[Excerpt from a dataset]
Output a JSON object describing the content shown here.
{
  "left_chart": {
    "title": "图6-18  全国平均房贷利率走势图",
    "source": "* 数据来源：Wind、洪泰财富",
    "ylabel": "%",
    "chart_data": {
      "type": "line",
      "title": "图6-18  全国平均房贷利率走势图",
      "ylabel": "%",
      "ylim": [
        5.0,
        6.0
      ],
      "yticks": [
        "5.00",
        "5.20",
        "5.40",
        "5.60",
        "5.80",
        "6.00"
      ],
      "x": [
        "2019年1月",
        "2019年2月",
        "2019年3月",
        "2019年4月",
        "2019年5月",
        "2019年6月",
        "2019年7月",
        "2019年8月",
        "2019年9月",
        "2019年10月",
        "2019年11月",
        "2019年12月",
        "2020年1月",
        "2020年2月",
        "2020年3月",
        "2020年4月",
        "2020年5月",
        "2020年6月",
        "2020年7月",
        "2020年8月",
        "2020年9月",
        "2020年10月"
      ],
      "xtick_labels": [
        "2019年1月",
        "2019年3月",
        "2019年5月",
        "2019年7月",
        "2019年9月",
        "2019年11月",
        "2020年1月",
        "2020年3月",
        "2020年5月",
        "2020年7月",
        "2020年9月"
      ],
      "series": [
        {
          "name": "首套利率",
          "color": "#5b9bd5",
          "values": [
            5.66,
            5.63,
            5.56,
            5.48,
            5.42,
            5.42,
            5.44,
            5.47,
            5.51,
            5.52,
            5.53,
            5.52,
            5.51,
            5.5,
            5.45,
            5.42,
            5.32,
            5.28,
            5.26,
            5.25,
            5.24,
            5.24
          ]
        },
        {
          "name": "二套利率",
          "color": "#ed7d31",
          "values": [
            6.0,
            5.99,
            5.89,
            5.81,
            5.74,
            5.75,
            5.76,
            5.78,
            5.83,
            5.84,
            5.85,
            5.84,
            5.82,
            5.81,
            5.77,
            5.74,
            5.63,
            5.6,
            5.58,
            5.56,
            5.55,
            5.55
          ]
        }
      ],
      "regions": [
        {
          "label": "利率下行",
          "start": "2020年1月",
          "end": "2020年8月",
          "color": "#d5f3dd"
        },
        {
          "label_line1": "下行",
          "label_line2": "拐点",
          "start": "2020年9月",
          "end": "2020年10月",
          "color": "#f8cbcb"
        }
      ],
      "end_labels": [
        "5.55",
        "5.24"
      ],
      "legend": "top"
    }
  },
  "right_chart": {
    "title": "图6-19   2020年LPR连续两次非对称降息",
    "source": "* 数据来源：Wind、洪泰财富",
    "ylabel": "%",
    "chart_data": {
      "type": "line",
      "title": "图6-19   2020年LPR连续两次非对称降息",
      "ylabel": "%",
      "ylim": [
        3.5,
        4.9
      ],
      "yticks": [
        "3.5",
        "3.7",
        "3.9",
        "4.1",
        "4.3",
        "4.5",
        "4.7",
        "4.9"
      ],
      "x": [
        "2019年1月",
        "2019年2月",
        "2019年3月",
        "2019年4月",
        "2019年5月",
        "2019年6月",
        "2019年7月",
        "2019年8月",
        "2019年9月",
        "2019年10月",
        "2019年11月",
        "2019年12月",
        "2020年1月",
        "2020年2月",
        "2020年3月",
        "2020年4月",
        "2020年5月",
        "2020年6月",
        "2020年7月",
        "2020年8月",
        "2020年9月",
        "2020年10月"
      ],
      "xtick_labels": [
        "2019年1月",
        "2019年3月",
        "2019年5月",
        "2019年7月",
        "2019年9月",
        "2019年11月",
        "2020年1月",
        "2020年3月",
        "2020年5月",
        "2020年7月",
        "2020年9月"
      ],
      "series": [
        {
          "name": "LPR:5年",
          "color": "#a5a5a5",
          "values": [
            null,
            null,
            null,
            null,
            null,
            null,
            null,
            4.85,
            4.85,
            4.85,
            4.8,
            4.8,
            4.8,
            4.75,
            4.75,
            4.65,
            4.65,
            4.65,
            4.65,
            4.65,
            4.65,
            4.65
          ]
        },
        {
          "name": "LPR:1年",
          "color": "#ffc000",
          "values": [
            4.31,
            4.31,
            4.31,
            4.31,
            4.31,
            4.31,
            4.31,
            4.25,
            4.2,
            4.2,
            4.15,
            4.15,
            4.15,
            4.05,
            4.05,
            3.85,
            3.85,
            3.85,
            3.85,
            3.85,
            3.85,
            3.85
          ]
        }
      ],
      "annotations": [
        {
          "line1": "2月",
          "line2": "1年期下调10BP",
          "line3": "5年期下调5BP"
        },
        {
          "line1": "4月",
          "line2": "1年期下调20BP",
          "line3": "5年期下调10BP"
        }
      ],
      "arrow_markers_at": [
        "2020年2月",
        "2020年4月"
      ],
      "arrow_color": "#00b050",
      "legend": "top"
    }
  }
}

SET PROBLEM: Find all lines holding the string "全国平均房贷利率走势图" and copy them.

WRITTEN ANSWER:
    "title": "图6-18  全国平均房贷利率走势图",
      "title": "图6-18  全国平均房贷利率走势图",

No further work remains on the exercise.